Give only the number of lines in these records that contain the word "sendiri".

---- Record list

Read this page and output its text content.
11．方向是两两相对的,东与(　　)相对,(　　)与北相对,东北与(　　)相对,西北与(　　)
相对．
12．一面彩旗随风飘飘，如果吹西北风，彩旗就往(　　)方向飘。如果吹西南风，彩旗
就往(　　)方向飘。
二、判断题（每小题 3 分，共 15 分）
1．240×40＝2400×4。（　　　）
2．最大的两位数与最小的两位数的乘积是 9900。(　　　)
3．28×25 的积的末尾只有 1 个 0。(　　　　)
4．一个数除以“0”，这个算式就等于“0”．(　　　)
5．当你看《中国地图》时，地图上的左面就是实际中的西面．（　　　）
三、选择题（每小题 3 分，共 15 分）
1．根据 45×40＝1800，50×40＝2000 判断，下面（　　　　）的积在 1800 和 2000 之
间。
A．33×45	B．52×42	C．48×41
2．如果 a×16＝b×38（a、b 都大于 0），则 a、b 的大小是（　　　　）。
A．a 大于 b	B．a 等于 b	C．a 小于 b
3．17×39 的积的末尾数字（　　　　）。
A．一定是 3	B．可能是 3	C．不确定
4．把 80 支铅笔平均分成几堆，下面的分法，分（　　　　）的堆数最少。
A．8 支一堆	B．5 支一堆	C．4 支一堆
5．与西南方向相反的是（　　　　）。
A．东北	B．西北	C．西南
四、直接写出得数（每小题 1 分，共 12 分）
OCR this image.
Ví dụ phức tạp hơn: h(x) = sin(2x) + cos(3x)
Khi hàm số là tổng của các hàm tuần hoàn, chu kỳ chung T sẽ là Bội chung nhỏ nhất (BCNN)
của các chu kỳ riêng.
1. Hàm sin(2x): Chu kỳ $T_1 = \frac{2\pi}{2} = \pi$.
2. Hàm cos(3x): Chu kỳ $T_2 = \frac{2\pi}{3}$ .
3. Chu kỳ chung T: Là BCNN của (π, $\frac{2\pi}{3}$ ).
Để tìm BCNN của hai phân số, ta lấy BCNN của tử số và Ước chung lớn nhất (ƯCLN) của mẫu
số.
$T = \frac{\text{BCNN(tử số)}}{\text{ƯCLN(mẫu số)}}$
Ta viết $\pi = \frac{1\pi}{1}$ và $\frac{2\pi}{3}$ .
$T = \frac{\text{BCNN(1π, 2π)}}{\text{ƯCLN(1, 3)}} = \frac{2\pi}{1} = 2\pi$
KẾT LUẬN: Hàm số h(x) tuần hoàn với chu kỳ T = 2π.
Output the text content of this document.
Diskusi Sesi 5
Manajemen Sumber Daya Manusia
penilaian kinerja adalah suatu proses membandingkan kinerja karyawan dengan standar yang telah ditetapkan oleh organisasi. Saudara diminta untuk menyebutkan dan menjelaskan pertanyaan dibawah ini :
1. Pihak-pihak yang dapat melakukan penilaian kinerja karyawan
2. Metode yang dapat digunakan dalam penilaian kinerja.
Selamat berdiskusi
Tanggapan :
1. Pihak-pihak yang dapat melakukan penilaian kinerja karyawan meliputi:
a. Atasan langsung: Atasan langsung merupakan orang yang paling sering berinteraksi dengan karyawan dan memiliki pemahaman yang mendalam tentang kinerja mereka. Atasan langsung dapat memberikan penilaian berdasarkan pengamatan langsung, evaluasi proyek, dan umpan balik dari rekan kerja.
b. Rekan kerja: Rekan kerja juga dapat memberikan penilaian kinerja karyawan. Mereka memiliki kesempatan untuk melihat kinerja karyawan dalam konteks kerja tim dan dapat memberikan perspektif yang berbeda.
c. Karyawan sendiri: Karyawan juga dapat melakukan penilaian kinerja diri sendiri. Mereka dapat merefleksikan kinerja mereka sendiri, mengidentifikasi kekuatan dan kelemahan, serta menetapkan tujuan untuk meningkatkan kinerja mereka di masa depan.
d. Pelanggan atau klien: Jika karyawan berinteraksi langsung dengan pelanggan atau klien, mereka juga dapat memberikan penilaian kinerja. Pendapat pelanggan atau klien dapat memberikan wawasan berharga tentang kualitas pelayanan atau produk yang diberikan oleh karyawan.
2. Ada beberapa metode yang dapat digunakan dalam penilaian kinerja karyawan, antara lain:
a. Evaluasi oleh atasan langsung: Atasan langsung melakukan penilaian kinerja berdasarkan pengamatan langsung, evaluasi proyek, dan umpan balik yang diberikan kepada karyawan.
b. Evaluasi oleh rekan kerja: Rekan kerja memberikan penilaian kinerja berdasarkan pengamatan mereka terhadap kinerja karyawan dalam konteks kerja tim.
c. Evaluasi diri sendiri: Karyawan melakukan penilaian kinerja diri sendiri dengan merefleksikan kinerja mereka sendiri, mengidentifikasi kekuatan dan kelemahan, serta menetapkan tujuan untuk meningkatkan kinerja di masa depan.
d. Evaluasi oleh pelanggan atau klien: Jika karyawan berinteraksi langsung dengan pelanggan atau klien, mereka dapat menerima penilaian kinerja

--------

Exercise response —
2